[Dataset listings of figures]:
Start of Block

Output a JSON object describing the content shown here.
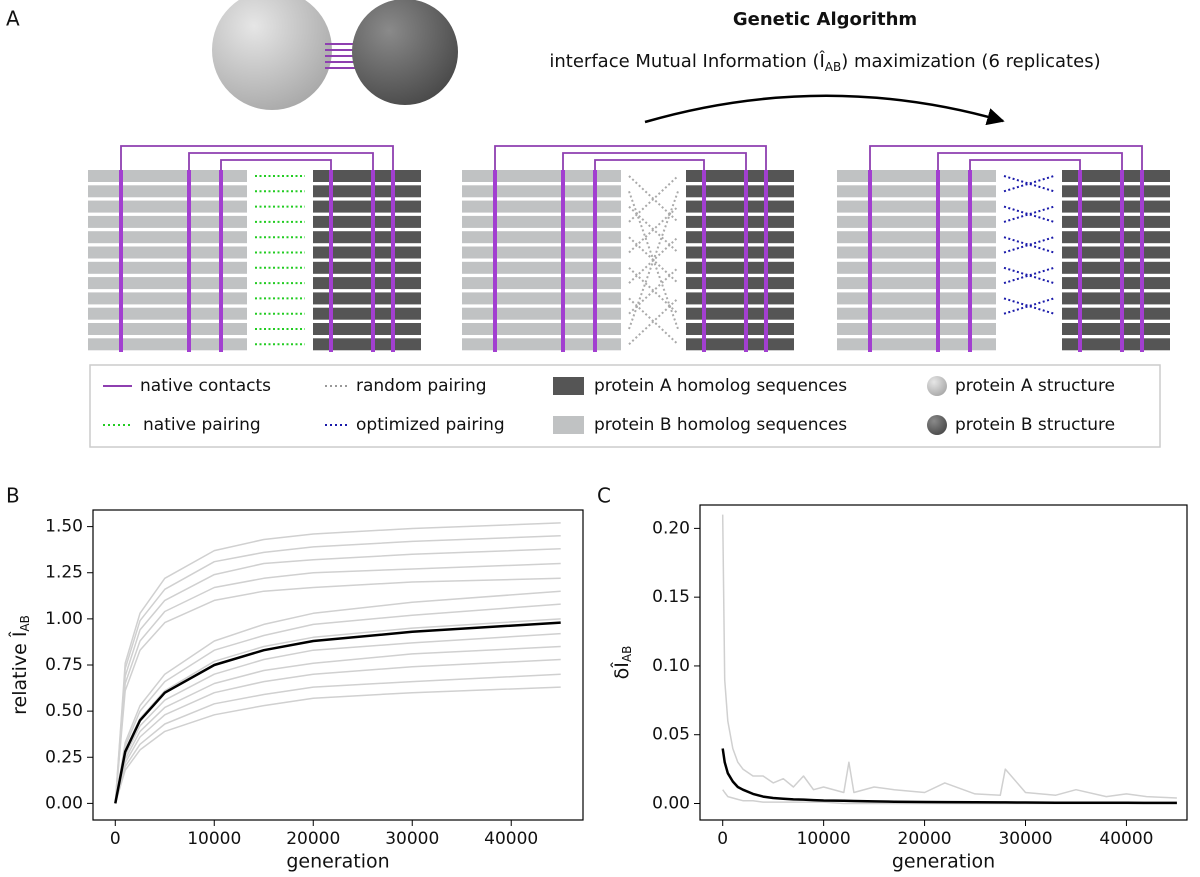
{
  "panel_labels": [
    "A",
    "B",
    "C"
  ],
  "diagram": {
    "title": "Genetic Algorithm",
    "subtitle": [
      "interface Mutual Information (Î",
      "AB",
      ") maximization (6 replicates)"
    ],
    "legend": [
      "native contacts",
      "random pairing",
      "protein A homolog sequences",
      "protein A structure",
      "native pairing",
      "optimized pairing",
      "protein B homolog sequences",
      "protein B structure"
    ]
  },
  "chart_data": [
    {
      "type": "line",
      "x_label": "generation",
      "y_label": [
        "relative Î",
        "AB"
      ],
      "x": [
        0,
        1000,
        2500,
        5000,
        10000,
        15000,
        20000,
        30000,
        45000
      ],
      "xlim": [
        -2250,
        47250
      ],
      "xticks": [
        0,
        10000,
        20000,
        30000,
        40000
      ],
      "ylim": [
        -0.09,
        1.59
      ],
      "yticks": [
        {
          "value": 0,
          "label": "0.00"
        },
        {
          "value": 0.25,
          "label": "0.25"
        },
        {
          "value": 0.5,
          "label": "0.50"
        },
        {
          "value": 0.75,
          "label": "0.75"
        },
        {
          "value": 1,
          "label": "1.00"
        },
        {
          "value": 1.25,
          "label": "1.25"
        },
        {
          "value": 1.5,
          "label": "1.50"
        }
      ],
      "series": [
        {
          "color": "#d0d0d0",
          "values": [
            0,
            0.18,
            0.29,
            0.39,
            0.48,
            0.53,
            0.57,
            0.6,
            0.63
          ]
        },
        {
          "color": "#d0d0d0",
          "values": [
            0,
            0.2,
            0.32,
            0.43,
            0.54,
            0.59,
            0.63,
            0.66,
            0.7
          ]
        },
        {
          "color": "#d0d0d0",
          "values": [
            0,
            0.22,
            0.36,
            0.48,
            0.6,
            0.66,
            0.7,
            0.74,
            0.78
          ]
        },
        {
          "color": "#d0d0d0",
          "values": [
            0,
            0.24,
            0.39,
            0.52,
            0.65,
            0.72,
            0.76,
            0.81,
            0.85
          ]
        },
        {
          "color": "#d0d0d0",
          "values": [
            0,
            0.26,
            0.42,
            0.56,
            0.7,
            0.78,
            0.83,
            0.87,
            0.92
          ]
        },
        {
          "color": "#d0d0d0",
          "values": [
            0,
            0.29,
            0.46,
            0.61,
            0.77,
            0.85,
            0.9,
            0.95,
            1.0
          ]
        },
        {
          "color": "#d0d0d0",
          "values": [
            0,
            0.31,
            0.5,
            0.66,
            0.83,
            0.91,
            0.97,
            1.02,
            1.08
          ]
        },
        {
          "color": "#d0d0d0",
          "values": [
            0,
            0.33,
            0.53,
            0.7,
            0.88,
            0.97,
            1.03,
            1.09,
            1.15
          ]
        },
        {
          "color": "#d0d0d0",
          "values": [
            0,
            0.61,
            0.83,
            0.98,
            1.1,
            1.15,
            1.17,
            1.2,
            1.22
          ]
        },
        {
          "color": "#d0d0d0",
          "values": [
            0,
            0.65,
            0.88,
            1.04,
            1.17,
            1.22,
            1.25,
            1.27,
            1.3
          ]
        },
        {
          "color": "#d0d0d0",
          "values": [
            0,
            0.69,
            0.94,
            1.1,
            1.24,
            1.3,
            1.32,
            1.35,
            1.38
          ]
        },
        {
          "color": "#d0d0d0",
          "values": [
            0,
            0.73,
            0.99,
            1.16,
            1.31,
            1.36,
            1.39,
            1.42,
            1.45
          ]
        },
        {
          "color": "#d0d0d0",
          "values": [
            0,
            0.76,
            1.03,
            1.22,
            1.37,
            1.43,
            1.46,
            1.49,
            1.52
          ]
        },
        {
          "color": "#000000",
          "values": [
            0,
            0.28,
            0.45,
            0.6,
            0.75,
            0.83,
            0.88,
            0.93,
            0.98
          ]
        }
      ]
    },
    {
      "type": "line",
      "x_label": "generation",
      "y_label": [
        "δÎ",
        "AB"
      ],
      "x": [
        0,
        200,
        500,
        1000,
        1500,
        2000,
        3000,
        4000,
        5000,
        6000,
        7000,
        8000,
        9000,
        10000,
        12000,
        12500,
        13000,
        15000,
        17000,
        20000,
        22000,
        25000,
        27500,
        28000,
        30000,
        33000,
        35000,
        38000,
        40000,
        42000,
        45000
      ],
      "xlim": [
        -2250,
        46000
      ],
      "xticks": [
        0,
        10000,
        20000,
        30000,
        40000
      ],
      "ylim": [
        -0.012,
        0.217
      ],
      "yticks": [
        {
          "value": 0,
          "label": "0.00"
        },
        {
          "value": 0.05,
          "label": "0.05"
        },
        {
          "value": 0.1,
          "label": "0.10"
        },
        {
          "value": 0.15,
          "label": "0.15"
        },
        {
          "value": 0.2,
          "label": "0.20"
        }
      ],
      "series": [
        {
          "color": "#d0d0d0",
          "values": [
            0.21,
            0.09,
            0.06,
            0.04,
            0.03,
            0.025,
            0.02,
            0.02,
            0.015,
            0.018,
            0.012,
            0.02,
            0.01,
            0.012,
            0.008,
            0.03,
            0.008,
            0.012,
            0.01,
            0.008,
            0.015,
            0.007,
            0.006,
            0.025,
            0.008,
            0.006,
            0.01,
            0.005,
            0.007,
            0.005,
            0.004
          ]
        },
        {
          "color": "#d0d0d0",
          "values": [
            0.01,
            0.008,
            0.005,
            0.004,
            0.003,
            0.002,
            0.002,
            0.001,
            0.001,
            0.001,
            0.001,
            0.001,
            0.001,
            0.001,
            0,
            0,
            0,
            0,
            0,
            0,
            0,
            0,
            0,
            0,
            0,
            0,
            0,
            0,
            0,
            0,
            0
          ]
        },
        {
          "color": "#000000",
          "values": [
            0.04,
            0.03,
            0.022,
            0.016,
            0.012,
            0.01,
            0.007,
            0.005,
            0.004,
            0.0035,
            0.003,
            0.0028,
            0.0025,
            0.0022,
            0.002,
            0.0019,
            0.0018,
            0.0015,
            0.0013,
            0.0011,
            0.001,
            0.0009,
            0.0008,
            0.0008,
            0.0007,
            0.0006,
            0.0006,
            0.0005,
            0.0005,
            0.0004,
            0.0004
          ]
        }
      ]
    }
  ]
}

End of Block

Repeat the entries word for word and skip the pictures.

[Answer]:
Output a JSON object describing the content shown here.
{
  "panel_labels": [
    "A",
    "B",
    "C"
  ],
  "diagram": {
    "title": "Genetic Algorithm",
    "subtitle": [
      "interface Mutual Information (Î",
      "AB",
      ") maximization (6 replicates)"
    ],
    "legend": [
      "native contacts",
      "random pairing",
      "protein A homolog sequences",
      "protein A structure",
      "native pairing",
      "optimized pairing",
      "protein B homolog sequences",
      "protein B structure"
    ]
  },
  "chart_data": [
    {
      "type": "line",
      "x_label": "generation",
      "y_label": [
        "relative Î",
        "AB"
      ],
      "x": [
        0,
        1000,
        2500,
        5000,
        10000,
        15000,
        20000,
        30000,
        45000
      ],
      "xlim": [
        -2250,
        47250
      ],
      "xticks": [
        0,
        10000,
        20000,
        30000,
        40000
      ],
      "ylim": [
        -0.09,
        1.59
      ],
      "yticks": [
        {
          "value": 0,
          "label": "0.00"
        },
        {
          "value": 0.25,
          "label": "0.25"
        },
        {
          "value": 0.5,
          "label": "0.50"
        },
        {
          "value": 0.75,
          "label": "0.75"
        },
        {
          "value": 1,
          "label": "1.00"
        },
        {
          "value": 1.25,
          "label": "1.25"
        },
        {
          "value": 1.5,
          "label": "1.50"
        }
      ],
      "series": [
        {
          "color": "#d0d0d0",
          "values": [
            0,
            0.18,
            0.29,
            0.39,
            0.48,
            0.53,
            0.57,
            0.6,
            0.63
          ]
        },
        {
          "color": "#d0d0d0",
          "values": [
            0,
            0.2,
            0.32,
            0.43,
            0.54,
            0.59,
            0.63,
            0.66,
            0.7
          ]
        },
        {
          "color": "#d0d0d0",
          "values": [
            0,
            0.22,
            0.36,
            0.48,
            0.6,
            0.66,
            0.7,
            0.74,
            0.78
          ]
        },
        {
          "color": "#d0d0d0",
          "values": [
            0,
            0.24,
            0.39,
            0.52,
            0.65,
            0.72,
            0.76,
            0.81,
            0.85
          ]
        },
        {
          "color": "#d0d0d0",
          "values": [
            0,
            0.26,
            0.42,
            0.56,
            0.7,
            0.78,
            0.83,
            0.87,
            0.92
          ]
        },
        {
          "color": "#d0d0d0",
          "values": [
            0,
            0.29,
            0.46,
            0.61,
            0.77,
            0.85,
            0.9,
            0.95,
            1.0
          ]
        },
        {
          "color": "#d0d0d0",
          "values": [
            0,
            0.31,
            0.5,
            0.66,
            0.83,
            0.91,
            0.97,
            1.02,
            1.08
          ]
        },
        {
          "color": "#d0d0d0",
          "values": [
            0,
            0.33,
            0.53,
            0.7,
            0.88,
            0.97,
            1.03,
            1.09,
            1.15
          ]
        },
        {
          "color": "#d0d0d0",
          "values": [
            0,
            0.61,
            0.83,
            0.98,
            1.1,
            1.15,
            1.17,
            1.2,
            1.22
          ]
        },
        {
          "color": "#d0d0d0",
          "values": [
            0,
            0.65,
            0.88,
            1.04,
            1.17,
            1.22,
            1.25,
            1.27,
            1.3
          ]
        },
        {
          "color": "#d0d0d0",
          "values": [
            0,
            0.69,
            0.94,
            1.1,
            1.24,
            1.3,
            1.32,
            1.35,
            1.38
          ]
        },
        {
          "color": "#d0d0d0",
          "values": [
            0,
            0.73,
            0.99,
            1.16,
            1.31,
            1.36,
            1.39,
            1.42,
            1.45
          ]
        },
        {
          "color": "#d0d0d0",
          "values": [
            0,
            0.76,
            1.03,
            1.22,
            1.37,
            1.43,
            1.46,
            1.49,
            1.52
          ]
        },
        {
          "color": "#000000",
          "values": [
            0,
            0.28,
            0.45,
            0.6,
            0.75,
            0.83,
            0.88,
            0.93,
            0.98
          ]
        }
      ]
    },
    {
      "type": "line",
      "x_label": "generation",
      "y_label": [
        "δÎ",
        "AB"
      ],
      "x": [
        0,
        200,
        500,
        1000,
        1500,
        2000,
        3000,
        4000,
        5000,
        6000,
        7000,
        8000,
        9000,
        10000,
        12000,
        12500,
        13000,
        15000,
        17000,
        20000,
        22000,
        25000,
        27500,
        28000,
        30000,
        33000,
        35000,
        38000,
        40000,
        42000,
        45000
      ],
      "xlim": [
        -2250,
        46000
      ],
      "xticks": [
        0,
        10000,
        20000,
        30000,
        40000
      ],
      "ylim": [
        -0.012,
        0.217
      ],
      "yticks": [
        {
          "value": 0,
          "label": "0.00"
        },
        {
          "value": 0.05,
          "label": "0.05"
        },
        {
          "value": 0.1,
          "label": "0.10"
        },
        {
          "value": 0.15,
          "label": "0.15"
        },
        {
          "value": 0.2,
          "label": "0.20"
        }
      ],
      "series": [
        {
          "color": "#d0d0d0",
          "values": [
            0.21,
            0.09,
            0.06,
            0.04,
            0.03,
            0.025,
            0.02,
            0.02,
            0.015,
            0.018,
            0.012,
            0.02,
            0.01,
            0.012,
            0.008,
            0.03,
            0.008,
            0.012,
            0.01,
            0.008,
            0.015,
            0.007,
            0.006,
            0.025,
            0.008,
            0.006,
            0.01,
            0.005,
            0.007,
            0.005,
            0.004
          ]
        },
        {
          "color": "#d0d0d0",
          "values": [
            0.01,
            0.008,
            0.005,
            0.004,
            0.003,
            0.002,
            0.002,
            0.001,
            0.001,
            0.001,
            0.001,
            0.001,
            0.001,
            0.001,
            0,
            0,
            0,
            0,
            0,
            0,
            0,
            0,
            0,
            0,
            0,
            0,
            0,
            0,
            0,
            0,
            0
          ]
        },
        {
          "color": "#000000",
          "values": [
            0.04,
            0.03,
            0.022,
            0.016,
            0.012,
            0.01,
            0.007,
            0.005,
            0.004,
            0.0035,
            0.003,
            0.0028,
            0.0025,
            0.0022,
            0.002,
            0.0019,
            0.0018,
            0.0015,
            0.0013,
            0.0011,
            0.001,
            0.0009,
            0.0008,
            0.0008,
            0.0007,
            0.0006,
            0.0006,
            0.0005,
            0.0005,
            0.0004,
            0.0004
          ]
        }
      ]
    }
  ]
}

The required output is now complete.